### Your goal
Your task is to give the data again, exactly, with every line intact.
-- start Data for the task --
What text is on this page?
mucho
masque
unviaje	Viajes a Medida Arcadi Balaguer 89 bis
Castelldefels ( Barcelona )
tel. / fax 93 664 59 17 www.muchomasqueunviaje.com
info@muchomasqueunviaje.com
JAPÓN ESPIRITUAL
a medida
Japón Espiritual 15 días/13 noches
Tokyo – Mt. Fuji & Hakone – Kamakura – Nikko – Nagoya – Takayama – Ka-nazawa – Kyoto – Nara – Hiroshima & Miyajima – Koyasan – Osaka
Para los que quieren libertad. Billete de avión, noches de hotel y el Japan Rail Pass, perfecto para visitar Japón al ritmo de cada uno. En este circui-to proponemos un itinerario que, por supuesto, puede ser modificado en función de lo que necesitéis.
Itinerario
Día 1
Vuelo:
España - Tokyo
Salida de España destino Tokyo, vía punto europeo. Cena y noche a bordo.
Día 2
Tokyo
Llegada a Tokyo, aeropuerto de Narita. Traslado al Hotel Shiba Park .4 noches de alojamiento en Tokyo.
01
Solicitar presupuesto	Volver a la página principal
-- end Data for the task --
### Solution to this exercise
What text is on this page?
mucho
masque
unviaje	Viajes a Medida Arcadi Balaguer 89 bis
Castelldefels ( Barcelona )
tel. / fax 93 664 59 17 www.muchomasqueunviaje.com
info@muchomasqueunviaje.com
JAPÓN ESPIRITUAL
a medida
Japón Espiritual 15 días/13 noches
Tokyo – Mt. Fuji & Hakone – Kamakura – Nikko – Nagoya – Takayama – Ka-nazawa – Kyoto – Nara – Hiroshima & Miyajima – Koyasan – Osaka
Para los que quieren libertad. Billete de avión, noches de hotel y el Japan Rail Pass, perfecto para visitar Japón al ritmo de cada uno. En este circui-to proponemos un itinerario que, por supuesto, puede ser modificado en función de lo que necesitéis.
Itinerario
Día 1
Vuelo:
España - Tokyo
Salida de España destino Tokyo, vía punto europeo. Cena y noche a bordo.
Día 2
Tokyo
Llegada a Tokyo, aeropuerto de Narita. Traslado al Hotel Shiba Park .4 noches de alojamiento en Tokyo.
01
Solicitar presupuesto	Volver a la página principal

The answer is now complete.